Problem to solve:
Find the word "Atkinson" in the material below and gather every line that contains it.

Task inputs:
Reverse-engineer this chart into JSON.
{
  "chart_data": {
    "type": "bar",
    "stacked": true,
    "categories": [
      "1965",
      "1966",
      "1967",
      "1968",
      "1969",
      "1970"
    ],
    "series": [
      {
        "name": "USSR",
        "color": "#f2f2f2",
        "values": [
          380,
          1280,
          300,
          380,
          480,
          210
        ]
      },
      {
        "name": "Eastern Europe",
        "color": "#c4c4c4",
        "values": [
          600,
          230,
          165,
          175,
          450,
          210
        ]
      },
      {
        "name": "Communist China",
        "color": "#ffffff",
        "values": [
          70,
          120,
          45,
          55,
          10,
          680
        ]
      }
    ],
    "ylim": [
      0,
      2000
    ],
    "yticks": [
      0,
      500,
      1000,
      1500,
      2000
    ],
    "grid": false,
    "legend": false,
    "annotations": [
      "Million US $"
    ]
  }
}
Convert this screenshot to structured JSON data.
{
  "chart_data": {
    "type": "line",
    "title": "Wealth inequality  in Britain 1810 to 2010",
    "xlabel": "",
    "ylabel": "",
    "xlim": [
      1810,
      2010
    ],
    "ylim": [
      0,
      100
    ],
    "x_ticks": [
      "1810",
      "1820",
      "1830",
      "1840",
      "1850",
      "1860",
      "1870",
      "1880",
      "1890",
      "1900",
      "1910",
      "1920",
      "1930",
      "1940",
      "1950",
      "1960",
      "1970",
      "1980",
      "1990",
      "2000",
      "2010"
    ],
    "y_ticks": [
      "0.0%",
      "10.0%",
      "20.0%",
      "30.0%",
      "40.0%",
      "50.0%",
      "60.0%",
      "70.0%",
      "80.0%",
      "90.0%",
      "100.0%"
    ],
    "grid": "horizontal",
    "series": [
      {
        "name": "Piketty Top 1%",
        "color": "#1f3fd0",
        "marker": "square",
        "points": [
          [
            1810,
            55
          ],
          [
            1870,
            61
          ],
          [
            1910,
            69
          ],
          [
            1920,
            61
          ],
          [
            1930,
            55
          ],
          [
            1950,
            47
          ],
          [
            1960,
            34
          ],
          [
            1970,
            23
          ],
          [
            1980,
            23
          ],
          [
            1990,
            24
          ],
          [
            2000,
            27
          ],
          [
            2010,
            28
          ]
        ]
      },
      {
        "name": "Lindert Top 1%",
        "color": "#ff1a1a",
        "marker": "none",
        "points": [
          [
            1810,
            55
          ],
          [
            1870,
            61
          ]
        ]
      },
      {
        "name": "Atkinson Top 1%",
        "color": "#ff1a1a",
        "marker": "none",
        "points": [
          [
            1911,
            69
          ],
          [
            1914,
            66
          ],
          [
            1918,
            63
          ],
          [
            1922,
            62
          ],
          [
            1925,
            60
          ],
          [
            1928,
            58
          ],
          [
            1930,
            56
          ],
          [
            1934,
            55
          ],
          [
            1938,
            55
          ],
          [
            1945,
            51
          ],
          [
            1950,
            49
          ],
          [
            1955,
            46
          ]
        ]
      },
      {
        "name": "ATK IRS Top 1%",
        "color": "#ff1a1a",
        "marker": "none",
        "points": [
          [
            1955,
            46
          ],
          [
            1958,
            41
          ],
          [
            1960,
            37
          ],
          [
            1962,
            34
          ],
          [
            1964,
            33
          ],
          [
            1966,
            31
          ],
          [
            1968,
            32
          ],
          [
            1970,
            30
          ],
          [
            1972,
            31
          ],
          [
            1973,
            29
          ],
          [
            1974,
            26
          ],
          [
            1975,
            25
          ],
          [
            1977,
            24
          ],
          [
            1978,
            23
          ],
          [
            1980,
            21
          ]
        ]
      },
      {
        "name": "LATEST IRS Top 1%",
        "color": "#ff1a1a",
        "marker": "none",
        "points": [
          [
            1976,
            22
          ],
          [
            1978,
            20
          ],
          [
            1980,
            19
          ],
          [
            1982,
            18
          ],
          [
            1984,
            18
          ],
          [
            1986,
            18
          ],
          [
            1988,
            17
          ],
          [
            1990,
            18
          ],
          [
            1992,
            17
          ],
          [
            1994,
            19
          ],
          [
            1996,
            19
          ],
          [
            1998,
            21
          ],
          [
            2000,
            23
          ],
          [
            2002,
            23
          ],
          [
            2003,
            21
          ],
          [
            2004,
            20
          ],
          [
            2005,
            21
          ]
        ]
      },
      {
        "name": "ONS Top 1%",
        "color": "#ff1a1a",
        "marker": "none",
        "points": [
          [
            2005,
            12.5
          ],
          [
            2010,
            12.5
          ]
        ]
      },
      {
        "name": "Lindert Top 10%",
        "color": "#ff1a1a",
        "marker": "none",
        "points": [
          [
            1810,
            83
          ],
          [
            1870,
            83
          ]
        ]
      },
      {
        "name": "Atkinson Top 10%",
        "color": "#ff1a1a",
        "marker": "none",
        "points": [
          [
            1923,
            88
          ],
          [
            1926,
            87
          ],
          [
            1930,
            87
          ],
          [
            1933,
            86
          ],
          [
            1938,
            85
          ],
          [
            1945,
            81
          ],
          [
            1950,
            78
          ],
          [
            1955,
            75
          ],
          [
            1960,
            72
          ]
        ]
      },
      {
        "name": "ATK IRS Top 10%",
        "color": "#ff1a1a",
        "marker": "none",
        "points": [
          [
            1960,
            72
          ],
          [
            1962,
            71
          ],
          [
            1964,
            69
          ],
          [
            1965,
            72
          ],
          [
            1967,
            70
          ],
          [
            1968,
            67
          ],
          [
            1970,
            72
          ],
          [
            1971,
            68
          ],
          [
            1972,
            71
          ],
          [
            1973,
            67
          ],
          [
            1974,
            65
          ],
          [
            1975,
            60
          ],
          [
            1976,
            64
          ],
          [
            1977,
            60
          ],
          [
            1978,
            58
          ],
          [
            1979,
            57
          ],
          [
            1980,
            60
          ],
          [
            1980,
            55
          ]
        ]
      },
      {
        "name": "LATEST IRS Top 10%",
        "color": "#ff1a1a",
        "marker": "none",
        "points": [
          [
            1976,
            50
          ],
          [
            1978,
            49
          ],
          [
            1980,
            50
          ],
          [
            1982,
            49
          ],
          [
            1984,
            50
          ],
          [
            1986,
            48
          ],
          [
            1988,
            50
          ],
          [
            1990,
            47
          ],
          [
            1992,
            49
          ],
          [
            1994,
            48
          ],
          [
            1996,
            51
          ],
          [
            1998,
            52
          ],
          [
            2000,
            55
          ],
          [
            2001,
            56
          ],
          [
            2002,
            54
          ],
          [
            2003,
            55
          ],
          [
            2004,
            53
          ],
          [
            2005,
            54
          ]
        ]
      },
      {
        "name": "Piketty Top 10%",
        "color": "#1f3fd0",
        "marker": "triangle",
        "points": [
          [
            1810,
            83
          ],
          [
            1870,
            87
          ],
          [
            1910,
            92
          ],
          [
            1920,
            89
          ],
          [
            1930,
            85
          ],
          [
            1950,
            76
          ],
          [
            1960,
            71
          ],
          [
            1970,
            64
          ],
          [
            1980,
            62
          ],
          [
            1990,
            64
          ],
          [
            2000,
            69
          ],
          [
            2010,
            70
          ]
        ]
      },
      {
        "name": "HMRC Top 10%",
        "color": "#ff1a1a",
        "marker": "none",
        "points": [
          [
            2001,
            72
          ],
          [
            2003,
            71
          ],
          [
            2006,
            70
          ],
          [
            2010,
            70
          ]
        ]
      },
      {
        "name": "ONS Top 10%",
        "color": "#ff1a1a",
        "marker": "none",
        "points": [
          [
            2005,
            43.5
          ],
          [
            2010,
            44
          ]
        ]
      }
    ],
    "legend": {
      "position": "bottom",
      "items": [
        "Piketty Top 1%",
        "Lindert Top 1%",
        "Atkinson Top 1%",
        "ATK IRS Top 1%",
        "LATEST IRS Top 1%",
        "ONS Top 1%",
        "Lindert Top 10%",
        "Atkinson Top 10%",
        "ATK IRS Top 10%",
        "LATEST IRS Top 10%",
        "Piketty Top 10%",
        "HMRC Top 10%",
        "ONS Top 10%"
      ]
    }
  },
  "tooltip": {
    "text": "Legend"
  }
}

Correct response:
        "name": "Atkinson Top 1%",
        "name": "Atkinson Top 10%",
        "Atkinson Top 1%",
        "Atkinson Top 10%",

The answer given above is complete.